**Task instructions**
Filter out everything except lines holding "Shift".

**Entries shown**
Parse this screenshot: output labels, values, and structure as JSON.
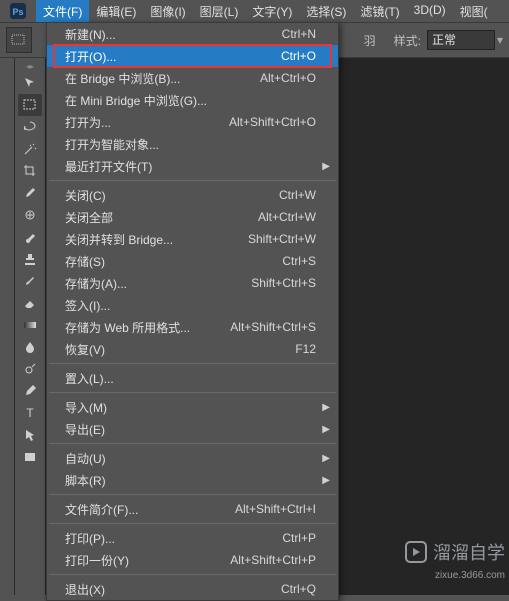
{
  "menubar": {
    "items": [
      {
        "label": "文件(F)",
        "active": true
      },
      {
        "label": "编辑(E)"
      },
      {
        "label": "图像(I)"
      },
      {
        "label": "图层(L)"
      },
      {
        "label": "文字(Y)"
      },
      {
        "label": "选择(S)"
      },
      {
        "label": "滤镜(T)"
      },
      {
        "label": "3D(D)"
      },
      {
        "label": "视图("
      }
    ]
  },
  "options": {
    "feather": "羽",
    "style_label": "样式:",
    "style_value": "正常"
  },
  "dropdown": {
    "groups": [
      [
        {
          "label": "新建(N)...",
          "shortcut": "Ctrl+N"
        },
        {
          "label": "打开(O)...",
          "shortcut": "Ctrl+O",
          "highlight": true,
          "redbox": true
        },
        {
          "label": "在 Bridge 中浏览(B)...",
          "shortcut": "Alt+Ctrl+O"
        },
        {
          "label": "在 Mini Bridge 中浏览(G)..."
        },
        {
          "label": "打开为...",
          "shortcut": "Alt+Shift+Ctrl+O"
        },
        {
          "label": "打开为智能对象..."
        },
        {
          "label": "最近打开文件(T)",
          "submenu": true
        }
      ],
      [
        {
          "label": "关闭(C)",
          "shortcut": "Ctrl+W"
        },
        {
          "label": "关闭全部",
          "shortcut": "Alt+Ctrl+W"
        },
        {
          "label": "关闭并转到 Bridge...",
          "shortcut": "Shift+Ctrl+W"
        },
        {
          "label": "存储(S)",
          "shortcut": "Ctrl+S"
        },
        {
          "label": "存储为(A)...",
          "shortcut": "Shift+Ctrl+S"
        },
        {
          "label": "签入(I)..."
        },
        {
          "label": "存储为 Web 所用格式...",
          "shortcut": "Alt+Shift+Ctrl+S"
        },
        {
          "label": "恢复(V)",
          "shortcut": "F12"
        }
      ],
      [
        {
          "label": "置入(L)..."
        }
      ],
      [
        {
          "label": "导入(M)",
          "submenu": true
        },
        {
          "label": "导出(E)",
          "submenu": true
        }
      ],
      [
        {
          "label": "自动(U)",
          "submenu": true
        },
        {
          "label": "脚本(R)",
          "submenu": true
        }
      ],
      [
        {
          "label": "文件简介(F)...",
          "shortcut": "Alt+Shift+Ctrl+I"
        }
      ],
      [
        {
          "label": "打印(P)...",
          "shortcut": "Ctrl+P"
        },
        {
          "label": "打印一份(Y)",
          "shortcut": "Alt+Shift+Ctrl+P"
        }
      ],
      [
        {
          "label": "退出(X)",
          "shortcut": "Ctrl+Q"
        }
      ]
    ]
  },
  "tools": [
    "move",
    "marquee",
    "lasso",
    "wand",
    "crop",
    "eyedropper",
    "healing",
    "brush",
    "stamp",
    "history",
    "eraser",
    "gradient",
    "blur",
    "dodge",
    "pen",
    "type",
    "path-select",
    "rectangle"
  ],
  "watermark": {
    "brand": "溜溜自学",
    "url": "zixue.3d66.com"
  }
}
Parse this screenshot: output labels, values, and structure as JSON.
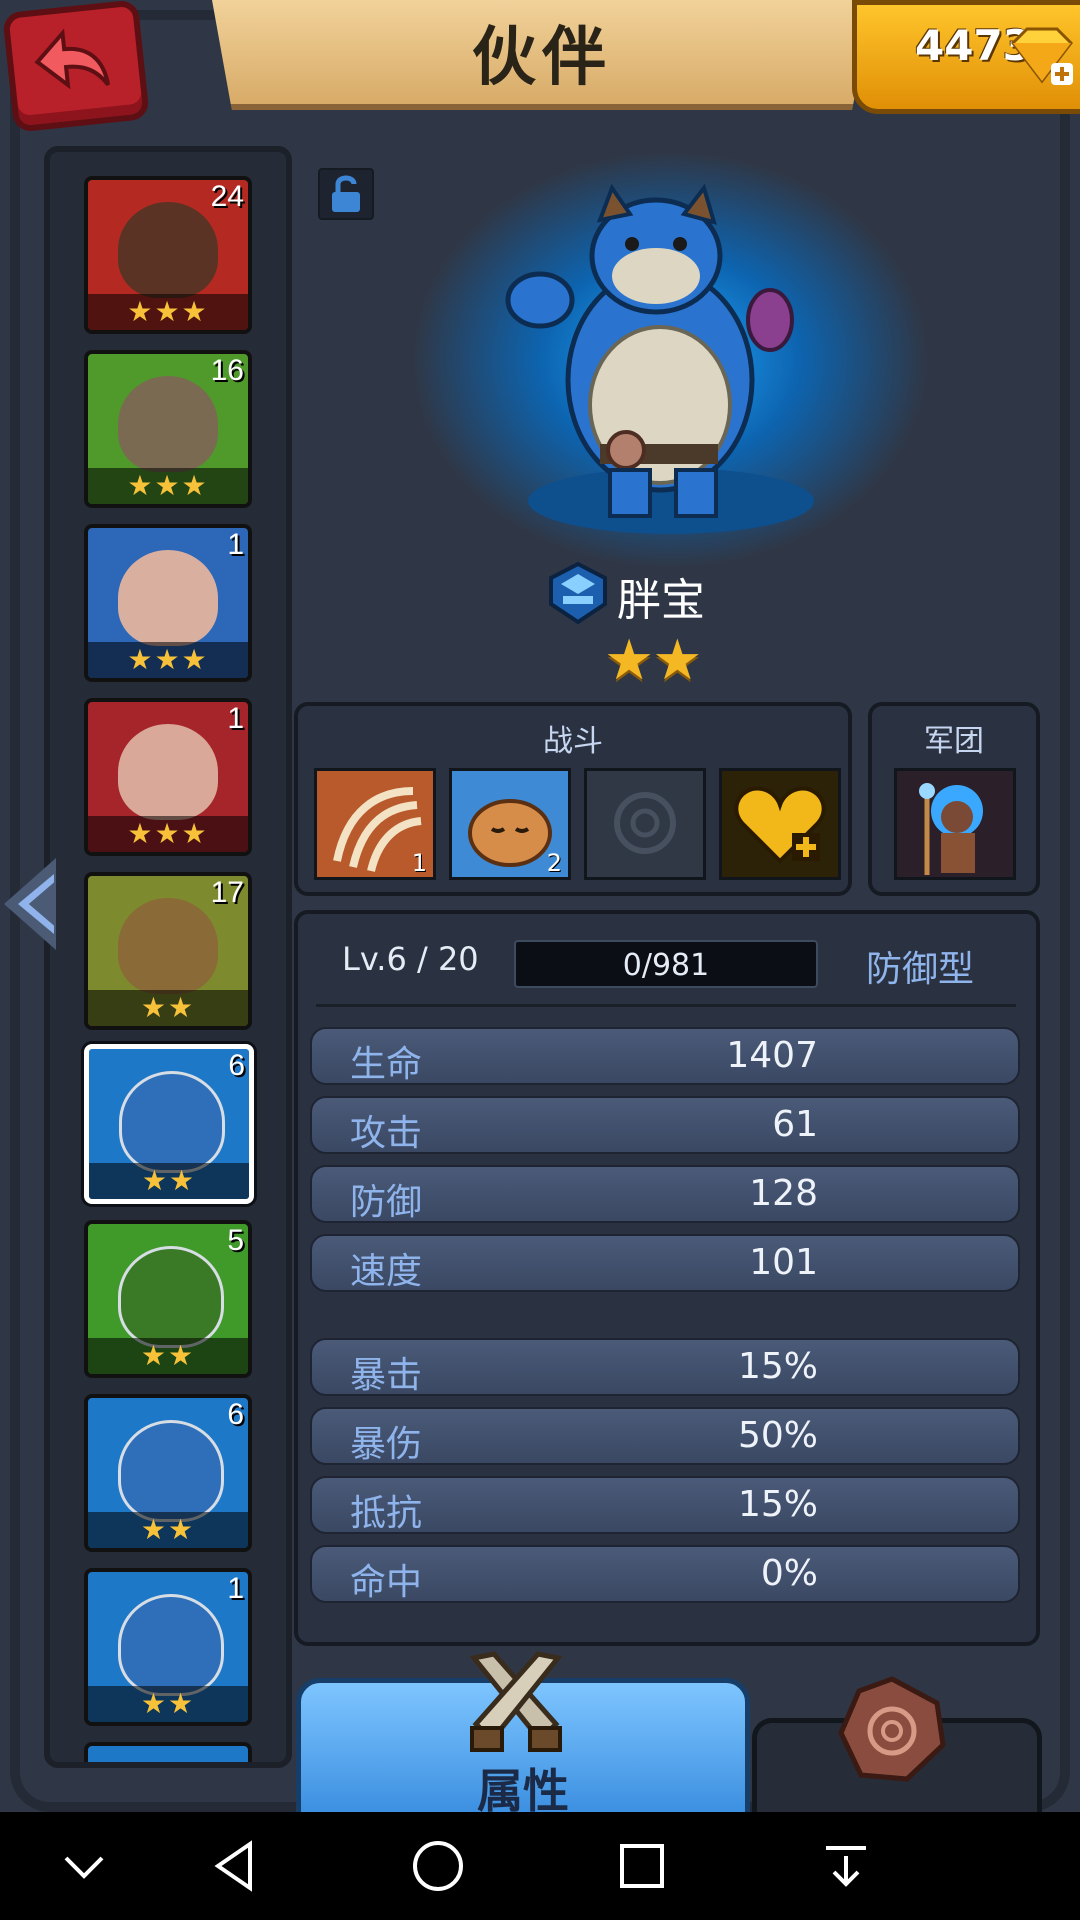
{
  "header": {
    "title": "伙伴",
    "gem_count": "4473"
  },
  "sidebar": {
    "cards": [
      {
        "level": "24",
        "stars": "★★★",
        "color": "#b42a22"
      },
      {
        "level": "16",
        "stars": "★★★",
        "color": "#4f9a2a"
      },
      {
        "level": "1",
        "stars": "★★★",
        "color": "#2d67b8"
      },
      {
        "level": "1",
        "stars": "★★★",
        "color": "#a5252a"
      },
      {
        "level": "17",
        "stars": "★★",
        "color": "#7d8a2e"
      },
      {
        "level": "6",
        "stars": "★★",
        "color": "#1e78c8",
        "selected": true
      },
      {
        "level": "5",
        "stars": "★★",
        "color": "#3f9a2a"
      },
      {
        "level": "6",
        "stars": "★★",
        "color": "#1e78c8"
      },
      {
        "level": "1",
        "stars": "★★",
        "color": "#1e78c8"
      }
    ]
  },
  "hero": {
    "name": "胖宝",
    "stars": "★★"
  },
  "battle_panel": {
    "title": "战斗",
    "skills": [
      {
        "icon": "claw-skill-icon",
        "count": "1"
      },
      {
        "icon": "sleeping-beast-skill-icon",
        "count": "2"
      },
      {
        "icon": "locked-rune-skill-icon",
        "count": ""
      },
      {
        "icon": "heart-plus-skill-icon",
        "count": ""
      }
    ]
  },
  "legion_panel": {
    "title": "军团"
  },
  "stats": {
    "level_text": "Lv.6 / 20",
    "xp_text": "0/981",
    "xp_fraction": 0,
    "role": "防御型",
    "rows": [
      {
        "label": "生命",
        "value": "1407"
      },
      {
        "label": "攻击",
        "value": "61"
      },
      {
        "label": "防御",
        "value": "128"
      },
      {
        "label": "速度",
        "value": "101"
      },
      {
        "label": "暴击",
        "value": "15%"
      },
      {
        "label": "暴伤",
        "value": "50%"
      },
      {
        "label": "抵抗",
        "value": "15%"
      },
      {
        "label": "命中",
        "value": "0%"
      }
    ]
  },
  "tabs": {
    "active_label": "属性"
  },
  "colors": {
    "accent_blue": "#8fb4ec",
    "gold": "#f3b824",
    "gem_orange": "#f2a814"
  }
}
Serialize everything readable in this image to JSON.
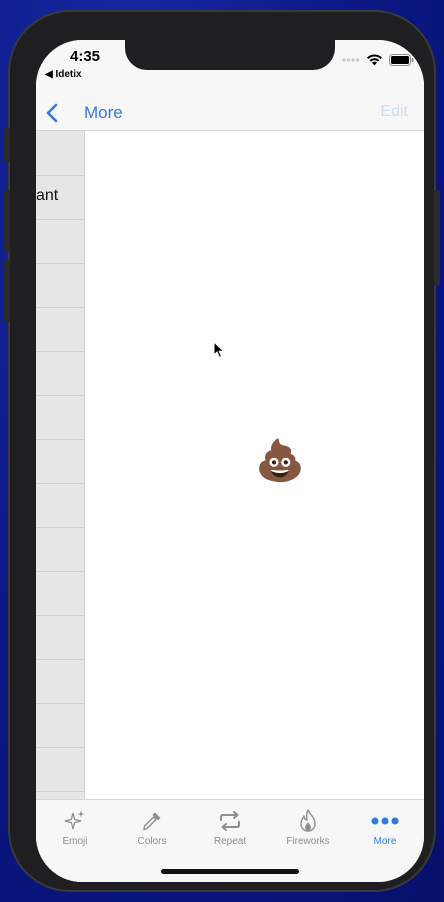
{
  "status": {
    "time": "4:35",
    "back_app": "◀ Idetix"
  },
  "nav": {
    "title": "More",
    "edit": "Edit"
  },
  "side_list": {
    "visible_text": "ant"
  },
  "content": {
    "emoji": "💩"
  },
  "tabs": [
    {
      "label": "Emoji",
      "icon": "sparkles-icon"
    },
    {
      "label": "Colors",
      "icon": "eyedropper-icon"
    },
    {
      "label": "Repeat",
      "icon": "repeat-icon"
    },
    {
      "label": "Fireworks",
      "icon": "flame-icon"
    },
    {
      "label": "More",
      "icon": "more-dots-icon"
    }
  ],
  "colors": {
    "accent": "#2f7bd8",
    "inactive": "#8e8e93"
  }
}
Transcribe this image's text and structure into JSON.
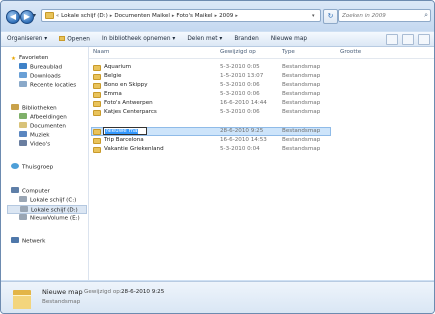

**Solution for this task**
          "shortcut": "Alt+Shift+Ctrl+O"
          "shortcut": "Shift+Ctrl+W"
          "shortcut": "Shift+Ctrl+S"
          "shortcut": "Alt+Shift+Ctrl+S"
          "shortcut": "Alt+Shift+Ctrl+I"
          "shortcut": "Alt+Shift+Ctrl+P"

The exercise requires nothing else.